Stated task: Please convert the data from the line containing "Output 12 of" up to and including the line containing "- y-tick-label: 00:12:00: [18, 283, 89, 304]" into a JSON list of strings, one string per line, with blank lines omitted. Leave the pictures out of the answer.

Supplied records:

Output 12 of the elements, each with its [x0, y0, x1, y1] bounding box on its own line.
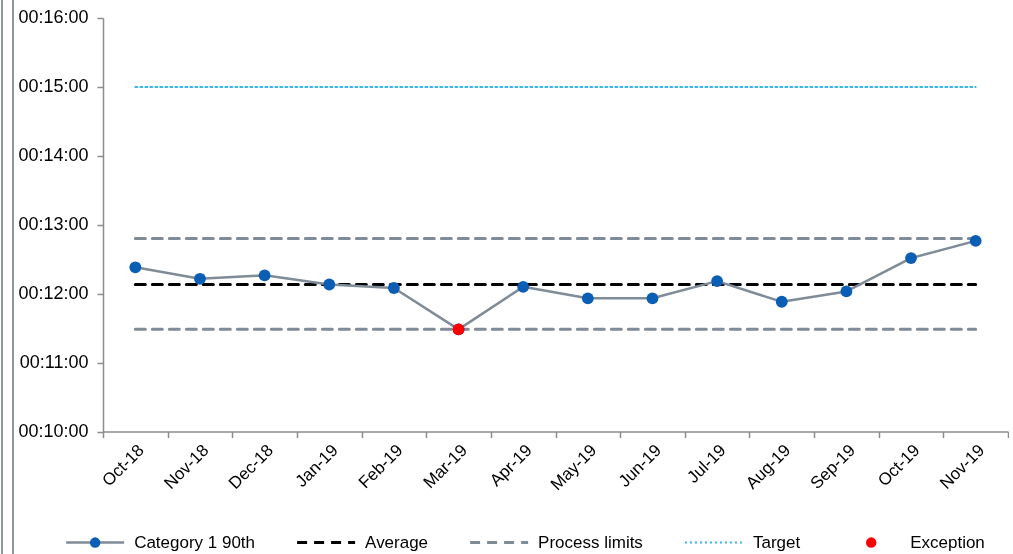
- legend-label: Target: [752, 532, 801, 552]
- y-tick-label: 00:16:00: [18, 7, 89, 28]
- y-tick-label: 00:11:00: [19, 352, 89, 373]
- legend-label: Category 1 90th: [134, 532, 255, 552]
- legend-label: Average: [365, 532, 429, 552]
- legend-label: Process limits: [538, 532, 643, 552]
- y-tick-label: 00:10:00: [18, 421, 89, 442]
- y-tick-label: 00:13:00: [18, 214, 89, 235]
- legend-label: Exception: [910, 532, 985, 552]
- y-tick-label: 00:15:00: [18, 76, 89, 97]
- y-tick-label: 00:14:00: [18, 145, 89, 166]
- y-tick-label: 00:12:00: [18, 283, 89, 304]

...

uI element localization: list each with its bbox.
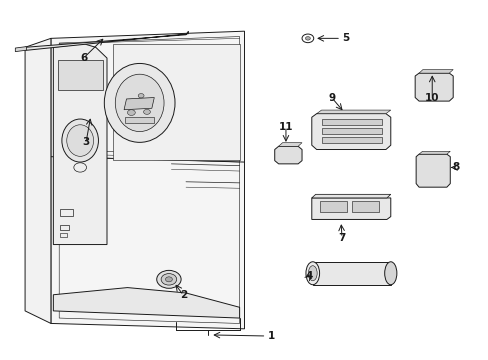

Full solution:
[
  "Output 12 of the elements, each with its [x0, y0, x1, y1] bounding box on its own line.",
  "- legend-label: Target: [752, 532, 801, 552]",
  "- y-tick-label: 00:16:00: [18, 7, 89, 28]",
  "- y-tick-label: 00:11:00: [19, 352, 89, 373]",
  "- legend-label: Category 1 90th: [134, 532, 255, 552]",
  "- legend-label: Average: [365, 532, 429, 552]",
  "- legend-label: Process limits: [538, 532, 643, 552]",
  "- y-tick-label: 00:10:00: [18, 421, 89, 442]",
  "- y-tick-label: 00:13:00: [18, 214, 89, 235]",
  "- legend-label: Exception: [910, 532, 985, 552]",
  "- y-tick-label: 00:15:00: [18, 76, 89, 97]",
  "- y-tick-label: 00:14:00: [18, 145, 89, 166]",
  "- y-tick-label: 00:12:00: [18, 283, 89, 304]"
]